**Problem**. Return the material below in full and exactly.

**Records supplied**.

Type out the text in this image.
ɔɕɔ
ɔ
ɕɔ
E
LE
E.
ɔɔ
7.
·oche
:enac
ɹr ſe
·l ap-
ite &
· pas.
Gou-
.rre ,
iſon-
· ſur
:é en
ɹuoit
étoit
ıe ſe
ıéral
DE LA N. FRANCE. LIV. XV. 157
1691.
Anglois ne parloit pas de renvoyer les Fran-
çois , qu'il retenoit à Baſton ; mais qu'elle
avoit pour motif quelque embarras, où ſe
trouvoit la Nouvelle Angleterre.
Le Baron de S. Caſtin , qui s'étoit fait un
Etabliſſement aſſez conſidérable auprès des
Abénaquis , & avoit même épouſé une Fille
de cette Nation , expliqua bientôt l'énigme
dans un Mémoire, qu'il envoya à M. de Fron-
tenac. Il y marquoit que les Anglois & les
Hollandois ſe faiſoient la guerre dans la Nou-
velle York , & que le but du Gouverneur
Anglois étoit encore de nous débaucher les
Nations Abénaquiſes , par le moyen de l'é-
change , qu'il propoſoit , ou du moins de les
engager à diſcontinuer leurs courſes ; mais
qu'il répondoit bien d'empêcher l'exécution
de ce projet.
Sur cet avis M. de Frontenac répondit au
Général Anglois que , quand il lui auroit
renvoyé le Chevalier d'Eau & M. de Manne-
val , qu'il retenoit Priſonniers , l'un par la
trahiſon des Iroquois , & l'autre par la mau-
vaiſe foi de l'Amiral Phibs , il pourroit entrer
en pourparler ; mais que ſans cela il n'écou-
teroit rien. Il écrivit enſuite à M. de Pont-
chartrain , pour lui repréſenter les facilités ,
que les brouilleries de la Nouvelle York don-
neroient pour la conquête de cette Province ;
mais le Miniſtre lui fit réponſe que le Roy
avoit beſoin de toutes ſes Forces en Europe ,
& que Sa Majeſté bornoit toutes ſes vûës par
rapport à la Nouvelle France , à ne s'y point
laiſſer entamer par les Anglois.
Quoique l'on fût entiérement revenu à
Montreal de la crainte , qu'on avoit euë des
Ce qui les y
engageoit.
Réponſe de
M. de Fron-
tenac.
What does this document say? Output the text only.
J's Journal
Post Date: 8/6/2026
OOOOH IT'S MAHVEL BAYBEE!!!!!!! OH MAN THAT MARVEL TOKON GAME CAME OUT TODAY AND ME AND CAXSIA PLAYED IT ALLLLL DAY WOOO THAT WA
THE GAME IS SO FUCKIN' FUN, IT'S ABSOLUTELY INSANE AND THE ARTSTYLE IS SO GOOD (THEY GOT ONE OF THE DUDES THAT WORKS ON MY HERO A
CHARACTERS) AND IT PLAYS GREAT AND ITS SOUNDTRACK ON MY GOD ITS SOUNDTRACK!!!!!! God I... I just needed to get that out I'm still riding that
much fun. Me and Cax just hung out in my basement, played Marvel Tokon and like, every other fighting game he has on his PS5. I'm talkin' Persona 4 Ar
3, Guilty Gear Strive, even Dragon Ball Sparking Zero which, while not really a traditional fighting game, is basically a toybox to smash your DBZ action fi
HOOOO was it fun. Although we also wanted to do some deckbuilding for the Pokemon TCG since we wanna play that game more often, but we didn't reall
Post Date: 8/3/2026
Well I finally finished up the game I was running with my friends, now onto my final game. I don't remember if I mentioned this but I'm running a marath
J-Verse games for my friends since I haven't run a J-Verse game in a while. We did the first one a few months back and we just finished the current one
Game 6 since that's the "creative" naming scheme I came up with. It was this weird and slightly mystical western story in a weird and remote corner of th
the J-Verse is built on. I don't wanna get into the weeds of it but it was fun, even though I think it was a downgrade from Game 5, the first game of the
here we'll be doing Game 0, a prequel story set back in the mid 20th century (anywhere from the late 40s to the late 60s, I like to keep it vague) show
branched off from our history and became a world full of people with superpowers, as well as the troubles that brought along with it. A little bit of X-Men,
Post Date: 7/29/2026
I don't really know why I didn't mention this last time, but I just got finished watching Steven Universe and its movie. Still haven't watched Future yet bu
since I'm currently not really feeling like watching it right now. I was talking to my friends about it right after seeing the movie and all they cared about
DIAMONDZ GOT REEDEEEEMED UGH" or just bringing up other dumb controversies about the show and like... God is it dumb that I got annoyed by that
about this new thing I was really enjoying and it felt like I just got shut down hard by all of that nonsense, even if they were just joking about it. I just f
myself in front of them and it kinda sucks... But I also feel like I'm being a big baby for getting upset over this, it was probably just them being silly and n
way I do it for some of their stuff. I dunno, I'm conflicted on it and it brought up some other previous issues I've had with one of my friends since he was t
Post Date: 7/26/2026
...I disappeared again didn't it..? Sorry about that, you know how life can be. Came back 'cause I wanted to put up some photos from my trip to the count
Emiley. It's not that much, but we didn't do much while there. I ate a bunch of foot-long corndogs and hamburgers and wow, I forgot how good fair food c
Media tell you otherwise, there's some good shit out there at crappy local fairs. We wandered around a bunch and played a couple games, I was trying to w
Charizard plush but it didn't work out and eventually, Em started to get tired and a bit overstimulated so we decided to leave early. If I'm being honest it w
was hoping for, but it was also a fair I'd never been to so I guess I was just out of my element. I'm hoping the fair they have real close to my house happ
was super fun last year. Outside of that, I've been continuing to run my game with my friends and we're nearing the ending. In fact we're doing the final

**Worked answer**.
Type out the text in this image.
ɔɕɔ
ɔ
ɕɔ
E
LE
E.
ɔɔ
7.
·oche
:enac
ɹr ſe
·l ap-
ite &
· pas.
Gou-
.rre ,
iſon-
· ſur
:é en
ɹuoit
étoit
ıe ſe
ıéral
DE LA N. FRANCE. LIV. XV. 157
1691.
Anglois ne parloit pas de renvoyer les Fran-
çois , qu'il retenoit à Baſton ; mais qu'elle
avoit pour motif quelque embarras, où ſe
trouvoit la Nouvelle Angleterre.
Le Baron de S. Caſtin , qui s'étoit fait un
Etabliſſement aſſez conſidérable auprès des
Abénaquis , & avoit même épouſé une Fille
de cette Nation , expliqua bientôt l'énigme
dans un Mémoire, qu'il envoya à M. de Fron-
tenac. Il y marquoit que les Anglois & les
Hollandois ſe faiſoient la guerre dans la Nou-
velle York , & que le but du Gouverneur
Anglois étoit encore de nous débaucher les
Nations Abénaquiſes , par le moyen de l'é-
change , qu'il propoſoit , ou du moins de les
engager à diſcontinuer leurs courſes ; mais
qu'il répondoit bien d'empêcher l'exécution
de ce projet.
Sur cet avis M. de Frontenac répondit au
Général Anglois que , quand il lui auroit
renvoyé le Chevalier d'Eau & M. de Manne-
val , qu'il retenoit Priſonniers , l'un par la
trahiſon des Iroquois , & l'autre par la mau-
vaiſe foi de l'Amiral Phibs , il pourroit entrer
en pourparler ; mais que ſans cela il n'écou-
teroit rien. Il écrivit enſuite à M. de Pont-
chartrain , pour lui repréſenter les facilités ,
que les brouilleries de la Nouvelle York don-
neroient pour la conquête de cette Province ;
mais le Miniſtre lui fit réponſe que le Roy
avoit beſoin de toutes ſes Forces en Europe ,
& que Sa Majeſté bornoit toutes ſes vûës par
rapport à la Nouvelle France , à ne s'y point
laiſſer entamer par les Anglois.
Quoique l'on fût entiérement revenu à
Montreal de la crainte , qu'on avoit euë des
Ce qui les y
engageoit.
Réponſe de
M. de Fron-
tenac.
What does this document say? Output the text only.
J's Journal
Post Date: 8/6/2026
OOOOH IT'S MAHVEL BAYBEE!!!!!!! OH MAN THAT MARVEL TOKON GAME CAME OUT TODAY AND ME AND CAXSIA PLAYED IT ALLLLL DAY WOOO THAT WA
THE GAME IS SO FUCKIN' FUN, IT'S ABSOLUTELY INSANE AND THE ARTSTYLE IS SO GOOD (THEY GOT ONE OF THE DUDES THAT WORKS ON MY HERO A
CHARACTERS) AND IT PLAYS GREAT AND ITS SOUNDTRACK ON MY GOD ITS SOUNDTRACK!!!!!! God I... I just needed to get that out I'm still riding that
much fun. Me and Cax just hung out in my basement, played Marvel Tokon and like, every other fighting game he has on his PS5. I'm talkin' Persona 4 Ar
3, Guilty Gear Strive, even Dragon Ball Sparking Zero which, while not really a traditional fighting game, is basically a toybox to smash your DBZ action fi
HOOOO was it fun. Although we also wanted to do some deckbuilding for the Pokemon TCG since we wanna play that game more often, but we didn't reall
Post Date: 8/3/2026
Well I finally finished up the game I was running with my friends, now onto my final game. I don't remember if I mentioned this but I'm running a marath
J-Verse games for my friends since I haven't run a J-Verse game in a while. We did the first one a few months back and we just finished the current one
Game 6 since that's the "creative" naming scheme I came up with. It was this weird and slightly mystical western story in a weird and remote corner of th
the J-Verse is built on. I don't wanna get into the weeds of it but it was fun, even though I think it was a downgrade from Game 5, the first game of the
here we'll be doing Game 0, a prequel story set back in the mid 20th century (anywhere from the late 40s to the late 60s, I like to keep it vague) show
branched off from our history and became a world full of people with superpowers, as well as the troubles that brought along with it. A little bit of X-Men,
Post Date: 7/29/2026
I don't really know why I didn't mention this last time, but I just got finished watching Steven Universe and its movie. Still haven't watched Future yet bu
since I'm currently not really feeling like watching it right now. I was talking to my friends about it right after seeing the movie and all they cared about
DIAMONDZ GOT REEDEEEEMED UGH" or just bringing up other dumb controversies about the show and like... God is it dumb that I got annoyed by that
about this new thing I was really enjoying and it felt like I just got shut down hard by all of that nonsense, even if they were just joking about it. I just f
myself in front of them and it kinda sucks... But I also feel like I'm being a big baby for getting upset over this, it was probably just them being silly and n
way I do it for some of their stuff. I dunno, I'm conflicted on it and it brought up some other previous issues I've had with one of my friends since he was t
Post Date: 7/26/2026
...I disappeared again didn't it..? Sorry about that, you know how life can be. Came back 'cause I wanted to put up some photos from my trip to the count
Emiley. It's not that much, but we didn't do much while there. I ate a bunch of foot-long corndogs and hamburgers and wow, I forgot how good fair food c
Media tell you otherwise, there's some good shit out there at crappy local fairs. We wandered around a bunch and played a couple games, I was trying to w
Charizard plush but it didn't work out and eventually, Em started to get tired and a bit overstimulated so we decided to leave early. If I'm being honest it w
was hoping for, but it was also a fair I'd never been to so I guess I was just out of my element. I'm hoping the fair they have real close to my house happ
was super fun last year. Outside of that, I've been continuing to run my game with my friends and we're nearing the ending. In fact we're doing the final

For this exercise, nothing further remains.